:: What is being asked ::
Quote the records that follow in full, leaving the pictures out.
Information given start
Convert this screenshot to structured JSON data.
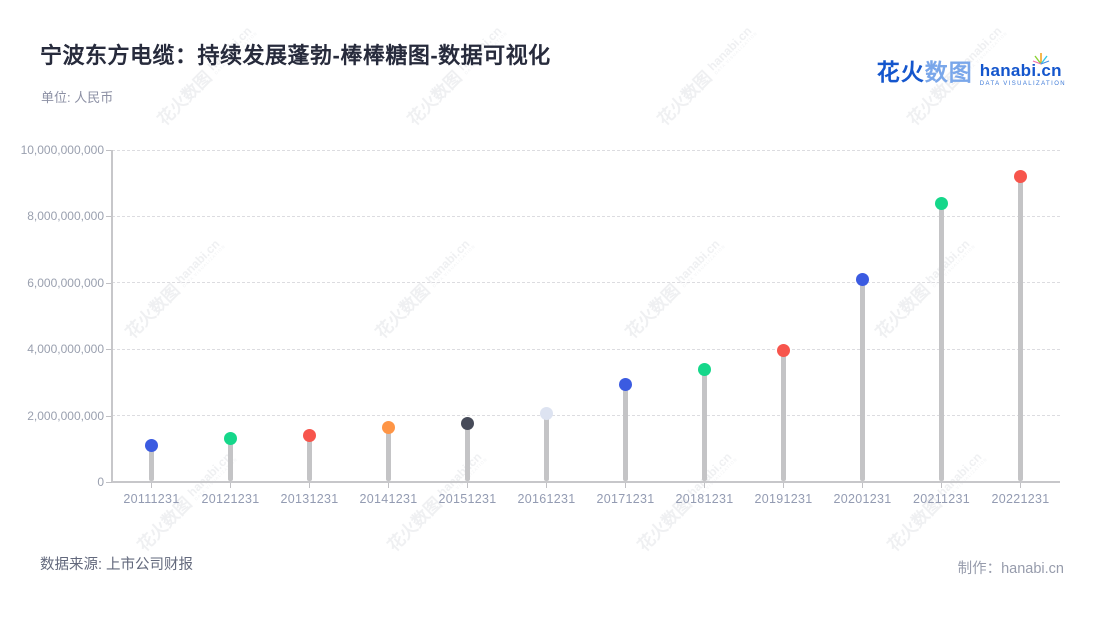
{
  "title": "宁波东方电缆：持续发展蓬勃-棒棒糖图-数据可视化",
  "unit_label": "单位: 人民币",
  "logo": {
    "brand_cn_primary": "花火",
    "brand_cn_secondary": "数图",
    "brand_en": "hanabi.cn",
    "brand_sub": "DATA VISUALIZATION"
  },
  "watermark": {
    "text_cn": "花火数图",
    "text_en": "hanabi.cn",
    "text_sub": "DATA VISUALIZATION"
  },
  "footer": {
    "source": "数据来源: 上市公司财报",
    "credit": "制作：hanabi.cn"
  },
  "chart_data": {
    "type": "scatter",
    "variant": "lollipop",
    "title": "宁波东方电缆：持续发展蓬勃-棒棒糖图-数据可视化",
    "xlabel": "",
    "ylabel": "单位: 人民币",
    "categories": [
      "20111231",
      "20121231",
      "20131231",
      "20141231",
      "20151231",
      "20161231",
      "20171231",
      "20181231",
      "20191231",
      "20201231",
      "20211231",
      "20221231"
    ],
    "values": [
      1100000000,
      1300000000,
      1400000000,
      1630000000,
      1750000000,
      2060000000,
      2950000000,
      3400000000,
      3950000000,
      6100000000,
      8400000000,
      9200000000
    ],
    "point_colors": [
      "#3b5be1",
      "#15d78a",
      "#f7554c",
      "#fe9546",
      "#474b59",
      "#dde3f1",
      "#3b5be1",
      "#15d78a",
      "#f7554c",
      "#3b5be1",
      "#15d78a",
      "#f7554c"
    ],
    "stem_color": "#c4c4c6",
    "ylim": [
      0,
      10000000000
    ],
    "yticks": [
      0,
      2000000000,
      4000000000,
      6000000000,
      8000000000,
      10000000000
    ],
    "ytick_labels": [
      "0",
      "2,000,000,000",
      "4,000,000,000",
      "6,000,000,000",
      "8,000,000,000",
      "10,000,000,000"
    ],
    "grid": "horizontal dashed",
    "legend": "none"
  },
  "colors": {
    "accent_blue": "#3b5be1",
    "accent_green": "#15d78a",
    "accent_red": "#f7554c",
    "accent_orange": "#fe9546",
    "accent_dark": "#474b59",
    "accent_lavender": "#dde3f1",
    "brand_blue": "#1456cd",
    "axis_gray": "#c7c7ca",
    "grid_gray": "#dcdce0"
  }
}
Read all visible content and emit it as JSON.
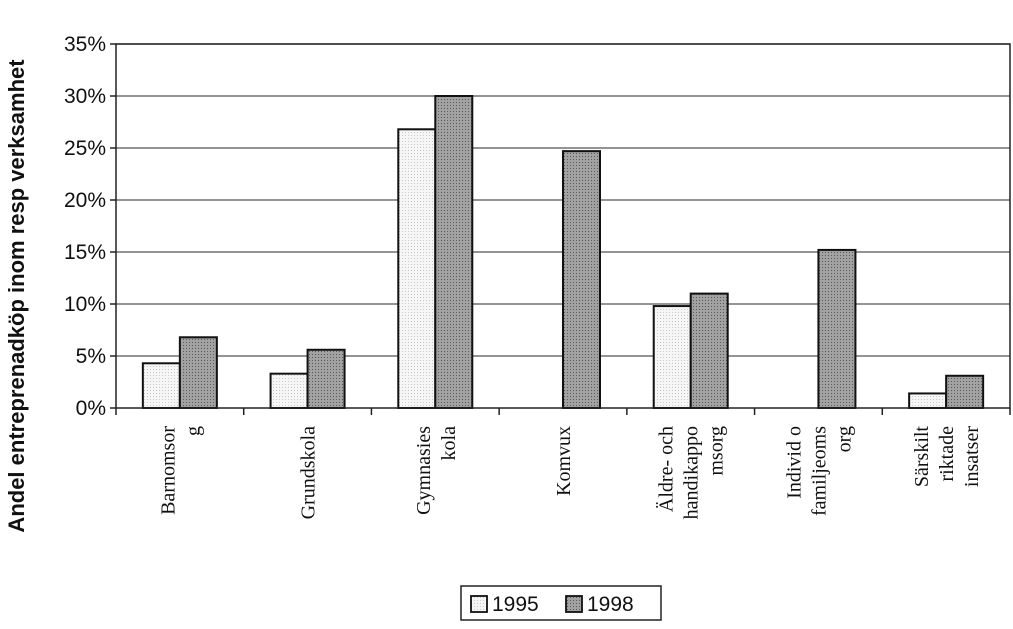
Information given end
:: Solution to this exercise ::
Convert this screenshot to structured JSON data.
{
  "title": "宁波东方电缆：持续发展蓬勃-棒棒糖图-数据可视化",
  "unit_label": "单位: 人民币",
  "logo": {
    "brand_cn_primary": "花火",
    "brand_cn_secondary": "数图",
    "brand_en": "hanabi.cn",
    "brand_sub": "DATA VISUALIZATION"
  },
  "watermark": {
    "text_cn": "花火数图",
    "text_en": "hanabi.cn",
    "text_sub": "DATA VISUALIZATION"
  },
  "footer": {
    "source": "数据来源: 上市公司财报",
    "credit": "制作：hanabi.cn"
  },
  "chart_data": {
    "type": "scatter",
    "variant": "lollipop",
    "title": "宁波东方电缆：持续发展蓬勃-棒棒糖图-数据可视化",
    "xlabel": "",
    "ylabel": "单位: 人民币",
    "categories": [
      "20111231",
      "20121231",
      "20131231",
      "20141231",
      "20151231",
      "20161231",
      "20171231",
      "20181231",
      "20191231",
      "20201231",
      "20211231",
      "20221231"
    ],
    "values": [
      1100000000,
      1300000000,
      1400000000,
      1630000000,
      1750000000,
      2060000000,
      2950000000,
      3400000000,
      3950000000,
      6100000000,
      8400000000,
      9200000000
    ],
    "point_colors": [
      "#3b5be1",
      "#15d78a",
      "#f7554c",
      "#fe9546",
      "#474b59",
      "#dde3f1",
      "#3b5be1",
      "#15d78a",
      "#f7554c",
      "#3b5be1",
      "#15d78a",
      "#f7554c"
    ],
    "stem_color": "#c4c4c6",
    "ylim": [
      0,
      10000000000
    ],
    "yticks": [
      0,
      2000000000,
      4000000000,
      6000000000,
      8000000000,
      10000000000
    ],
    "ytick_labels": [
      "0",
      "2,000,000,000",
      "4,000,000,000",
      "6,000,000,000",
      "8,000,000,000",
      "10,000,000,000"
    ],
    "grid": "horizontal dashed",
    "legend": "none"
  },
  "colors": {
    "accent_blue": "#3b5be1",
    "accent_green": "#15d78a",
    "accent_red": "#f7554c",
    "accent_orange": "#fe9546",
    "accent_dark": "#474b59",
    "accent_lavender": "#dde3f1",
    "brand_blue": "#1456cd",
    "axis_gray": "#c7c7ca",
    "grid_gray": "#dcdce0"
  }
}
Read all visible content and emit it as JSON.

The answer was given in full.